■ SOURCE TEXT ■
########################################
One of the nice things of using Go is how well it integrates pprof into the standard library. It’s super easy to collect metrics if your application exposes an http endpoint. You can read about it in the net/http/pprof package. Docker loads the Go profiler into the api when you start the daemon in debug mode:

$ docker daemon --debug

We provide some extra debug information, besides the metrics explained in the pprof package. You can collect information about all the exported variables in the system. We use the expvar package to send that information in JSON format. You can also keep track of goroutines and heap allocations. We use some unexposed handlers for that. The code where we initialize the Docker profiler is pretty straight forward if you want to check it out.

Once we have an endpoint to get information from, we need to exercise the daemon to generate data.
########################################
■ MATERIAL PROVIDED ■
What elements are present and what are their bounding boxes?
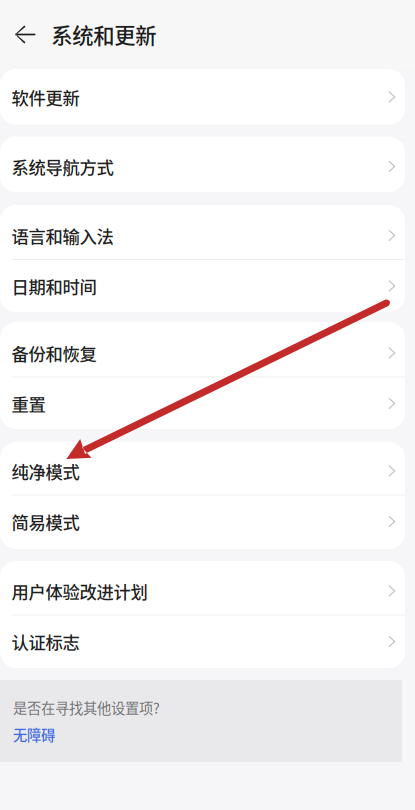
########################################
■ EXERCISES ■
1. According to the Docker profiling text, which package is used to send information about the exported variables in JSON format?
2. Reproduce a span of the Docker profiling text word for word: begin at the words that have "One of the nice", and stop after "check it out.".

■ PER-TASK ANSWERS ■
1. The expvar package.

2.
One of the nice things of using Go is how well it integrates pprof into the standard library. It’s super easy to collect metrics if your application exposes an http endpoint. You can read about it in the net/http/pprof package. Docker loads the Go profiler into the api when you start the daemon in debug mode:

$ docker daemon --debug

We provide some extra debug information, besides the metrics explained in the pprof package. You can collect information about all the exported variables in the system. We use the expvar package to send that information in JSON format. You can also keep track of goroutines and heap allocations. We use some unexposed handlers for that. The code where we initialize the Docker profiler is pretty straight forward if you want to check it out.